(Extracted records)
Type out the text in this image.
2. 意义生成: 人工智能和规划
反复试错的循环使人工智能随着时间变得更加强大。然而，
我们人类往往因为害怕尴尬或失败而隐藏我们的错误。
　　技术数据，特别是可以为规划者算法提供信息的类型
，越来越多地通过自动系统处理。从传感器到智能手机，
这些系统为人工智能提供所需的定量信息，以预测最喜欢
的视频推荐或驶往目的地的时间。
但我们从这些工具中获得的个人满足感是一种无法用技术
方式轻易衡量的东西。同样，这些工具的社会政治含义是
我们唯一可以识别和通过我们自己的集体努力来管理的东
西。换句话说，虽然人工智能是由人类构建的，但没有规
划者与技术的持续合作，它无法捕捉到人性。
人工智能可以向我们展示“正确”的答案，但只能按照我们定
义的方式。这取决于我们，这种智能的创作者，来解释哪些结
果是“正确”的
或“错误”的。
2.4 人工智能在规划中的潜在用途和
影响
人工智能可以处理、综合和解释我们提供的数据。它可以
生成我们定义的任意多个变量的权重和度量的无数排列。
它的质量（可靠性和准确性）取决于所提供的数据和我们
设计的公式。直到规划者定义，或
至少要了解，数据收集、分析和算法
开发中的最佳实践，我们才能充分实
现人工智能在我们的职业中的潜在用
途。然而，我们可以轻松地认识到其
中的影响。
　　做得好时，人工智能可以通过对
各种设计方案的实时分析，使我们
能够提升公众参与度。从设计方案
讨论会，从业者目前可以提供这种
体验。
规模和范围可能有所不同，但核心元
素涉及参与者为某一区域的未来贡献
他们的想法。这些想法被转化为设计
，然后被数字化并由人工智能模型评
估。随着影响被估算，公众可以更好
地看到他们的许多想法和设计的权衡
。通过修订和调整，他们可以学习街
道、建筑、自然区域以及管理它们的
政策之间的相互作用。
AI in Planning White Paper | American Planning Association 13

- Exercise instructions
Print the records above in full, exactly.

- Exercise answer
Type out the text in this image.
2. 意义生成: 人工智能和规划
反复试错的循环使人工智能随着时间变得更加强大。然而，
我们人类往往因为害怕尴尬或失败而隐藏我们的错误。
　　技术数据，特别是可以为规划者算法提供信息的类型
，越来越多地通过自动系统处理。从传感器到智能手机，
这些系统为人工智能提供所需的定量信息，以预测最喜欢
的视频推荐或驶往目的地的时间。
但我们从这些工具中获得的个人满足感是一种无法用技术
方式轻易衡量的东西。同样，这些工具的社会政治含义是
我们唯一可以识别和通过我们自己的集体努力来管理的东
西。换句话说，虽然人工智能是由人类构建的，但没有规
划者与技术的持续合作，它无法捕捉到人性。
人工智能可以向我们展示“正确”的答案，但只能按照我们定
义的方式。这取决于我们，这种智能的创作者，来解释哪些结
果是“正确”的
或“错误”的。
2.4 人工智能在规划中的潜在用途和
影响
人工智能可以处理、综合和解释我们提供的数据。它可以
生成我们定义的任意多个变量的权重和度量的无数排列。
它的质量（可靠性和准确性）取决于所提供的数据和我们
设计的公式。直到规划者定义，或
至少要了解，数据收集、分析和算法
开发中的最佳实践，我们才能充分实
现人工智能在我们的职业中的潜在用
途。然而，我们可以轻松地认识到其
中的影响。
　　做得好时，人工智能可以通过对
各种设计方案的实时分析，使我们
能够提升公众参与度。从设计方案
讨论会，从业者目前可以提供这种
体验。
规模和范围可能有所不同，但核心元
素涉及参与者为某一区域的未来贡献
他们的想法。这些想法被转化为设计
，然后被数字化并由人工智能模型评
估。随着影响被估算，公众可以更好
地看到他们的许多想法和设计的权衡
。通过修订和调整，他们可以学习街
道、建筑、自然区域以及管理它们的
政策之间的相互作用。
AI in Planning White Paper | American Planning Association 13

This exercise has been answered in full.